_Exercise requirements:_ Gather the lines from the material that contain "battery".

Recorded data:
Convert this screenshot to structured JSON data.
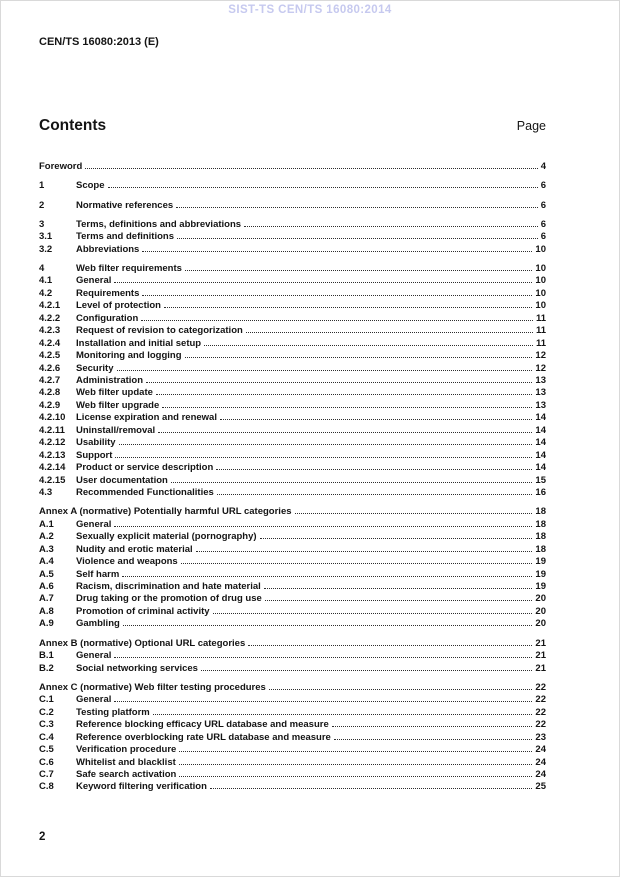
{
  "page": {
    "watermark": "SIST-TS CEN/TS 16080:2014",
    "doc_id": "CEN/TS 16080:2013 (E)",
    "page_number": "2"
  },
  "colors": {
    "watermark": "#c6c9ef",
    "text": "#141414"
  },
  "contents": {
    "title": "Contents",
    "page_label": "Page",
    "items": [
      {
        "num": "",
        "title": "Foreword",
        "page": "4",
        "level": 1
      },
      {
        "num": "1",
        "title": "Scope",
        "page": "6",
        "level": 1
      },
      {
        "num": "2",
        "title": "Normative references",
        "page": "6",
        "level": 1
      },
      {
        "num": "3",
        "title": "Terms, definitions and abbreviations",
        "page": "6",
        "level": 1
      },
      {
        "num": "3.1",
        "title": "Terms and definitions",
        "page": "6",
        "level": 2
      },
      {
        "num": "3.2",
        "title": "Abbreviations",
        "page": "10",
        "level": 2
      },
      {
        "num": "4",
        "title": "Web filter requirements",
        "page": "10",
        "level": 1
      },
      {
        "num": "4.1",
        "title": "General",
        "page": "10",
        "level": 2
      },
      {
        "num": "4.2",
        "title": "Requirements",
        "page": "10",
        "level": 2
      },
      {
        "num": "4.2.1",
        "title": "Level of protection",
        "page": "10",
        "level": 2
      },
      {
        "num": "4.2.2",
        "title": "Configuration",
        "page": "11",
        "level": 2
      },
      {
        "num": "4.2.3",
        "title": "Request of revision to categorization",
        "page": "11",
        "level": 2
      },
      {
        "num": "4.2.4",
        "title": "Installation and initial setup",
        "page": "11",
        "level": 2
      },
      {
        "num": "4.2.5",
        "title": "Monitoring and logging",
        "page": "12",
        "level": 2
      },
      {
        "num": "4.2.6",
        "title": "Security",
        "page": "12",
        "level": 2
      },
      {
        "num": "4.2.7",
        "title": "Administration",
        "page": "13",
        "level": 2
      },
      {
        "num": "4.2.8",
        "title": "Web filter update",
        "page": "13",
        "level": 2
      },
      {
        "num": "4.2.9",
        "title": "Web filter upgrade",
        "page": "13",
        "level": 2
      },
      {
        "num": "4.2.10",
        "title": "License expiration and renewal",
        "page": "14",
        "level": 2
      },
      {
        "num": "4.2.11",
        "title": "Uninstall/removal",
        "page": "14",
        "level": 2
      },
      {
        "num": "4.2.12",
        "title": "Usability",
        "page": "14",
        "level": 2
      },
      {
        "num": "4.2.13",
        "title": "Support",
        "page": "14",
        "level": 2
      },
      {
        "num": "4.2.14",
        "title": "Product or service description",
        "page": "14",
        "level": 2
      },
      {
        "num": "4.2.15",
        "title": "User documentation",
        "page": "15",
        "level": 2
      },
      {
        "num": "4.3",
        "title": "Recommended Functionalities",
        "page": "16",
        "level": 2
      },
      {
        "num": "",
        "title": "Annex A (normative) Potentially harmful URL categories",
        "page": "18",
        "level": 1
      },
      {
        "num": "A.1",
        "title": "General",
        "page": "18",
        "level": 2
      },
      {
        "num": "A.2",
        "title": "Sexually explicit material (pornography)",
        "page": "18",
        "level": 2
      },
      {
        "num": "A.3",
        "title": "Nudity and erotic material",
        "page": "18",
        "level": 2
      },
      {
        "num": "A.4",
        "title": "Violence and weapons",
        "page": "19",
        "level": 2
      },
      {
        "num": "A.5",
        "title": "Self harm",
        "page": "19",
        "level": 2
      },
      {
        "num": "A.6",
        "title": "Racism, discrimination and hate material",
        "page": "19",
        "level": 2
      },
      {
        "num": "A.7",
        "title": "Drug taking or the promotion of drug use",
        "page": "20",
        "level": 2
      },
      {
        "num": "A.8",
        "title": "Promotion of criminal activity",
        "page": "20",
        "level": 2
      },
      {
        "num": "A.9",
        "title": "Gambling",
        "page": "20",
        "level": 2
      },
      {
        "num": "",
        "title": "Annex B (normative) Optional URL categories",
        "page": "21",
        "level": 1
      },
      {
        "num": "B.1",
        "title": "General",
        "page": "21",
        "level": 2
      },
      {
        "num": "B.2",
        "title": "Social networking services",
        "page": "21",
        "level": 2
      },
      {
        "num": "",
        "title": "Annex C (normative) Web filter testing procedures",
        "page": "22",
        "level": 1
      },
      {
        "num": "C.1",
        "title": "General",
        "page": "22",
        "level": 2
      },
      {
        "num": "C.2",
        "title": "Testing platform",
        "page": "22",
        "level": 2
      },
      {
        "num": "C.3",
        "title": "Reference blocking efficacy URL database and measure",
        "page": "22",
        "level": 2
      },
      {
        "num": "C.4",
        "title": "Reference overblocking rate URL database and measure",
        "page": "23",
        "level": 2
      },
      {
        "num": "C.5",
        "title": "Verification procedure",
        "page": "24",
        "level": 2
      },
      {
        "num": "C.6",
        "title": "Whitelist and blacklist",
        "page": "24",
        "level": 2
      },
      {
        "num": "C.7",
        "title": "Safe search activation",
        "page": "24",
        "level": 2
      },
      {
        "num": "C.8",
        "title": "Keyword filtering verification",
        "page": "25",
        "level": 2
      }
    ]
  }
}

--

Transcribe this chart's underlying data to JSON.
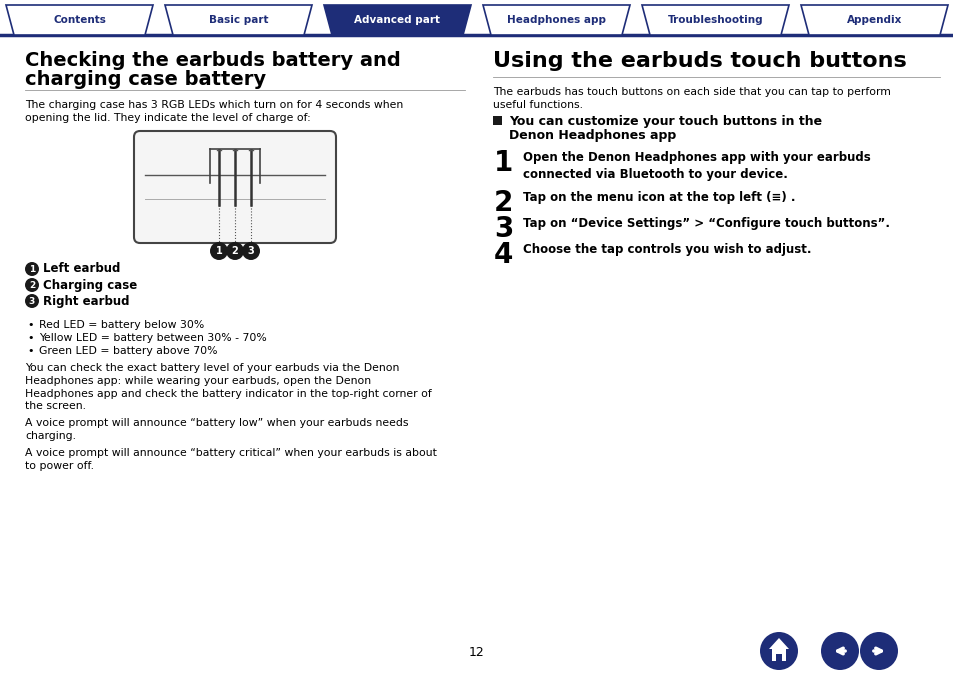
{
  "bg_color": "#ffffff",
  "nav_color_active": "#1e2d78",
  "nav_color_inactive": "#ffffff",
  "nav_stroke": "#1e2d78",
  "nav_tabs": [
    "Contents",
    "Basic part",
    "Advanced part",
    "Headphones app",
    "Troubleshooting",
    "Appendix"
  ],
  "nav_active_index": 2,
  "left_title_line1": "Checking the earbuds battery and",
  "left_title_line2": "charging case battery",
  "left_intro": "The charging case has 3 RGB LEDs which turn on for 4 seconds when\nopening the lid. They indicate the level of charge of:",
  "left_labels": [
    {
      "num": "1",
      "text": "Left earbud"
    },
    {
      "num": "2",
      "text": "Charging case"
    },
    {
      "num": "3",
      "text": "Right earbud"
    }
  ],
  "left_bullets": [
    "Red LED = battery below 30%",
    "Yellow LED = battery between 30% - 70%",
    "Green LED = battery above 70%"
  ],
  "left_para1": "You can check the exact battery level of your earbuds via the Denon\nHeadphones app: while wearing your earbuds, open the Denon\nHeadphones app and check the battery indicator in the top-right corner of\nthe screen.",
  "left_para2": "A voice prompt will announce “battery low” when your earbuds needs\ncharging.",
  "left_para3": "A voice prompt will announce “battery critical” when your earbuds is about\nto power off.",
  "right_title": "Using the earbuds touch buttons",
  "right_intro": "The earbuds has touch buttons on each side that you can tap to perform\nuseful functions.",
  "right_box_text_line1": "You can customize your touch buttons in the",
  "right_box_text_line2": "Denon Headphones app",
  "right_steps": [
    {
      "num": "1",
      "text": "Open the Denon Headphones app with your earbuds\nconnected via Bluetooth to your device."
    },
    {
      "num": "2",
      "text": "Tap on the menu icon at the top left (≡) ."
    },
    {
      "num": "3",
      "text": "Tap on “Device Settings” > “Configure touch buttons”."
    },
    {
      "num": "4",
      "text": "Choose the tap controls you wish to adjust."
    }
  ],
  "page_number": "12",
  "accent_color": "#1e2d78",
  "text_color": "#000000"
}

_Answer to the exercise:_
  "left_title_line1": "Checking the earbuds battery and",
  "left_title_line2": "charging case battery",
    "Red LED = battery below 30%",
    "Yellow LED = battery between 30% - 70%",
    "Green LED = battery above 70%"
  "left_para1": "You can check the exact battery level of your earbuds via the Denon\nHeadphones app: while wearing your earbuds, open the Denon\nHeadphones app and check the battery indicator in the top-right corner of\nthe screen.",
  "left_para2": "A voice prompt will announce “battery low” when your earbuds needs\ncharging.",
  "left_para3": "A voice prompt will announce “battery critical” when your earbuds is about\nto power off.",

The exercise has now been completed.